Transcribe all the entries word for word, skipping the pictures.

....

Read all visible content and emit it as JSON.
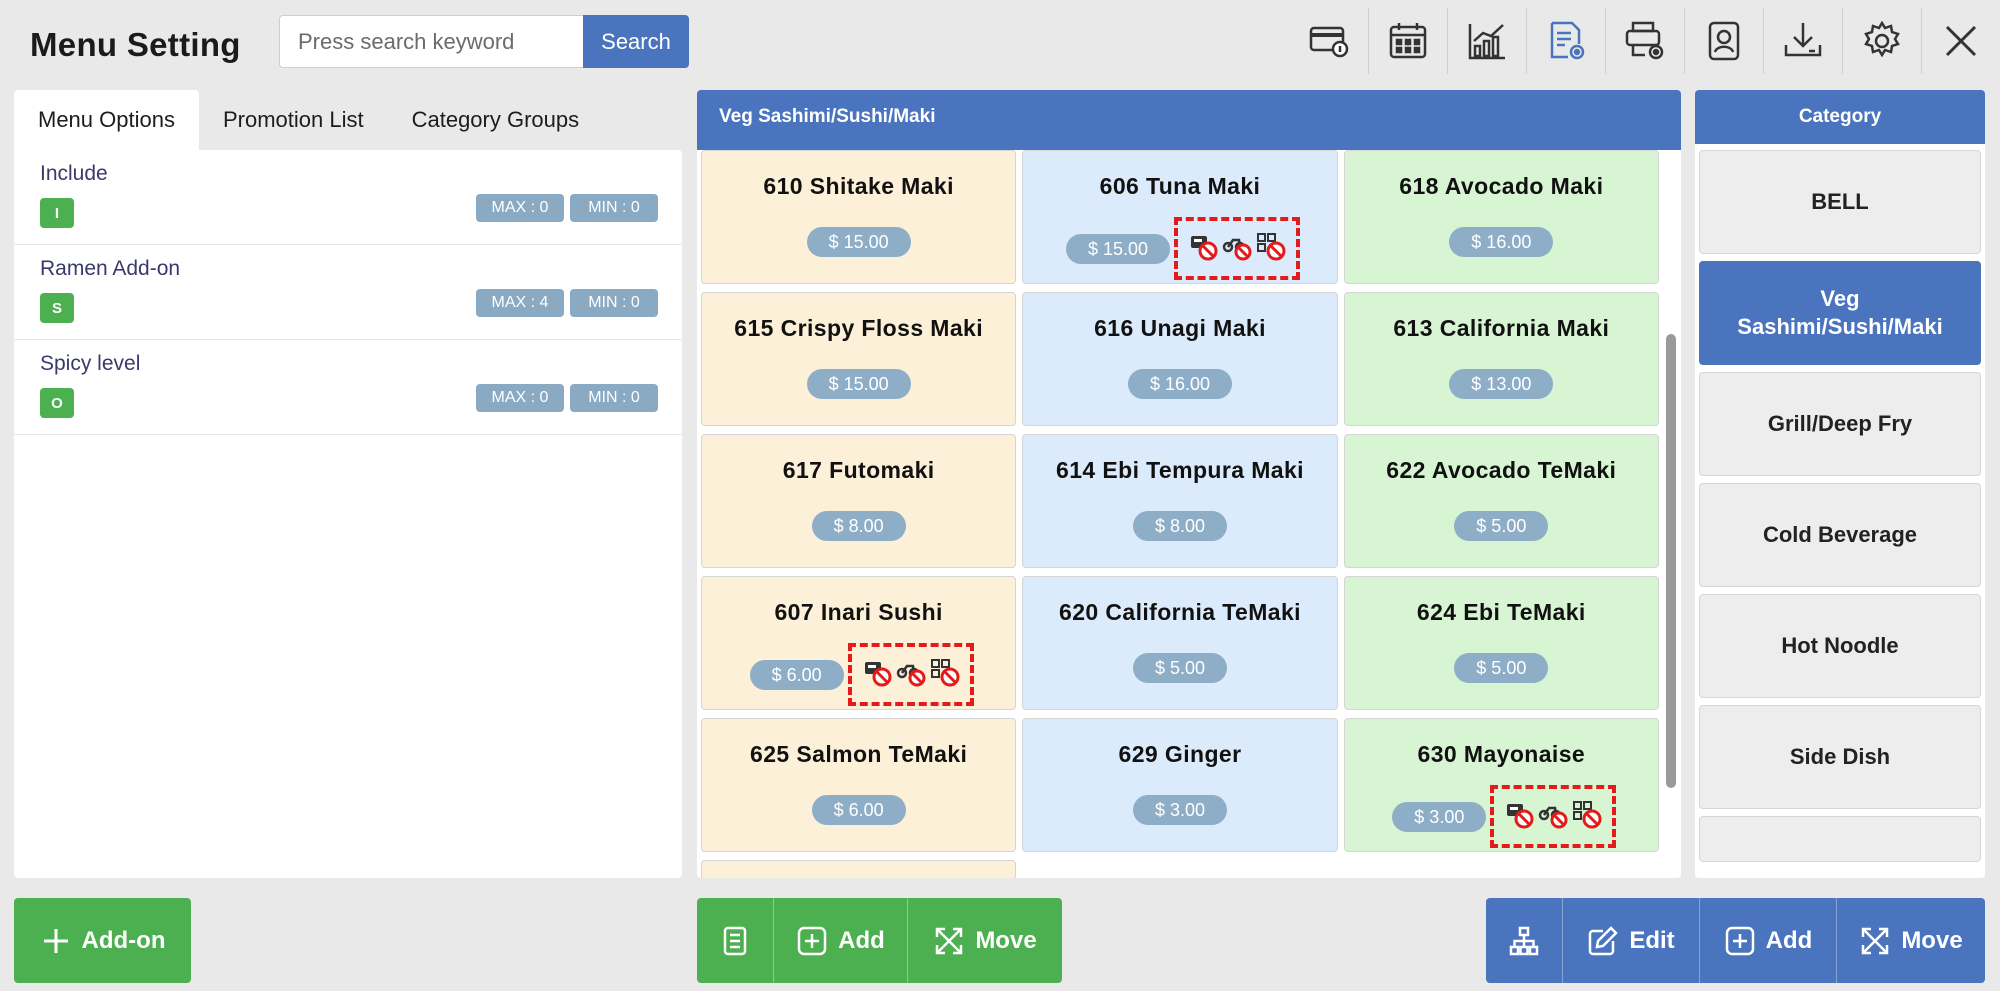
{
  "header": {
    "title": "Menu Setting",
    "search_placeholder": "Press search keyword",
    "search_label": "Search",
    "tools": [
      "card-info-icon",
      "calendar-icon",
      "chart-icon",
      "report-settings-icon",
      "printer-settings-icon",
      "user-badge-icon",
      "download-icon",
      "gear-icon",
      "close-icon"
    ]
  },
  "left": {
    "tabs": [
      "Menu Options",
      "Promotion List",
      "Category Groups"
    ],
    "active_tab": 0,
    "options": [
      {
        "name": "Include",
        "badge": "I",
        "max": "MAX : 0",
        "min": "MIN : 0"
      },
      {
        "name": "Ramen Add-on",
        "badge": "S",
        "max": "MAX : 4",
        "min": "MIN : 0"
      },
      {
        "name": "Spicy level",
        "badge": "O",
        "max": "MAX : 0",
        "min": "MIN : 0"
      }
    ],
    "add_on_label": "Add-on"
  },
  "mid": {
    "header": "Veg Sashimi/Sushi/Maki",
    "items": [
      {
        "name": "610 Shitake Maki",
        "price": "$ 15.00",
        "flags": false
      },
      {
        "name": "606 Tuna Maki",
        "price": "$ 15.00",
        "flags": true
      },
      {
        "name": "618 Avocado Maki",
        "price": "$ 16.00",
        "flags": false
      },
      {
        "name": "615 Crispy Floss Maki",
        "price": "$ 15.00",
        "flags": false
      },
      {
        "name": "616 Unagi Maki",
        "price": "$ 16.00",
        "flags": false
      },
      {
        "name": "613 California Maki",
        "price": "$ 13.00",
        "flags": false
      },
      {
        "name": "617 Futomaki",
        "price": "$ 8.00",
        "flags": false
      },
      {
        "name": "614 Ebi Tempura Maki",
        "price": "$ 8.00",
        "flags": false
      },
      {
        "name": "622 Avocado TeMaki",
        "price": "$ 5.00",
        "flags": false
      },
      {
        "name": "607 Inari Sushi",
        "price": "$ 6.00",
        "flags": true
      },
      {
        "name": "620 California TeMaki",
        "price": "$ 5.00",
        "flags": false
      },
      {
        "name": "624 Ebi TeMaki",
        "price": "$ 5.00",
        "flags": false
      },
      {
        "name": "625 Salmon TeMaki",
        "price": "$ 6.00",
        "flags": false
      },
      {
        "name": "629 Ginger",
        "price": "$ 3.00",
        "flags": false
      },
      {
        "name": "630 Mayonaise",
        "price": "$ 3.00",
        "flags": true
      }
    ],
    "buttons": {
      "add": "Add",
      "move": "Move"
    }
  },
  "right": {
    "header": "Category",
    "categories": [
      "BELL",
      "Veg Sashimi/Sushi/Maki",
      "Grill/Deep Fry",
      "Cold Beverage",
      "Hot Noodle",
      "Side Dish"
    ],
    "active_index": 1,
    "buttons": {
      "edit": "Edit",
      "add": "Add",
      "move": "Move"
    }
  },
  "colors": {
    "accent": "#4a74bd",
    "green": "#4caf50",
    "card_orange": "#fdf0d8",
    "card_blue": "#dcebfb",
    "card_green": "#d8f5d3",
    "flag_red": "#e31b1b"
  }
}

....

◆ **Exercise response**
Read all visible content and emit it as JSON.
{
  "header": {
    "title": "Menu Setting",
    "search_placeholder": "Press search keyword",
    "search_label": "Search",
    "tools": [
      "card-info-icon",
      "calendar-icon",
      "chart-icon",
      "report-settings-icon",
      "printer-settings-icon",
      "user-badge-icon",
      "download-icon",
      "gear-icon",
      "close-icon"
    ]
  },
  "left": {
    "tabs": [
      "Menu Options",
      "Promotion List",
      "Category Groups"
    ],
    "active_tab": 0,
    "options": [
      {
        "name": "Include",
        "badge": "I",
        "max": "MAX : 0",
        "min": "MIN : 0"
      },
      {
        "name": "Ramen Add-on",
        "badge": "S",
        "max": "MAX : 4",
        "min": "MIN : 0"
      },
      {
        "name": "Spicy level",
        "badge": "O",
        "max": "MAX : 0",
        "min": "MIN : 0"
      }
    ],
    "add_on_label": "Add-on"
  },
  "mid": {
    "header": "Veg Sashimi/Sushi/Maki",
    "items": [
      {
        "name": "610 Shitake Maki",
        "price": "$ 15.00",
        "flags": false
      },
      {
        "name": "606 Tuna Maki",
        "price": "$ 15.00",
        "flags": true
      },
      {
        "name": "618 Avocado Maki",
        "price": "$ 16.00",
        "flags": false
      },
      {
        "name": "615 Crispy Floss Maki",
        "price": "$ 15.00",
        "flags": false
      },
      {
        "name": "616 Unagi Maki",
        "price": "$ 16.00",
        "flags": false
      },
      {
        "name": "613 California Maki",
        "price": "$ 13.00",
        "flags": false
      },
      {
        "name": "617 Futomaki",
        "price": "$ 8.00",
        "flags": false
      },
      {
        "name": "614 Ebi Tempura Maki",
        "price": "$ 8.00",
        "flags": false
      },
      {
        "name": "622 Avocado TeMaki",
        "price": "$ 5.00",
        "flags": false
      },
      {
        "name": "607 Inari Sushi",
        "price": "$ 6.00",
        "flags": true
      },
      {
        "name": "620 California TeMaki",
        "price": "$ 5.00",
        "flags": false
      },
      {
        "name": "624 Ebi TeMaki",
        "price": "$ 5.00",
        "flags": false
      },
      {
        "name": "625 Salmon TeMaki",
        "price": "$ 6.00",
        "flags": false
      },
      {
        "name": "629 Ginger",
        "price": "$ 3.00",
        "flags": false
      },
      {
        "name": "630 Mayonaise",
        "price": "$ 3.00",
        "flags": true
      }
    ],
    "buttons": {
      "add": "Add",
      "move": "Move"
    }
  },
  "right": {
    "header": "Category",
    "categories": [
      "BELL",
      "Veg Sashimi/Sushi/Maki",
      "Grill/Deep Fry",
      "Cold Beverage",
      "Hot Noodle",
      "Side Dish"
    ],
    "active_index": 1,
    "buttons": {
      "edit": "Edit",
      "add": "Add",
      "move": "Move"
    }
  },
  "colors": {
    "accent": "#4a74bd",
    "green": "#4caf50",
    "card_orange": "#fdf0d8",
    "card_blue": "#dcebfb",
    "card_green": "#d8f5d3",
    "flag_red": "#e31b1b"
  }
}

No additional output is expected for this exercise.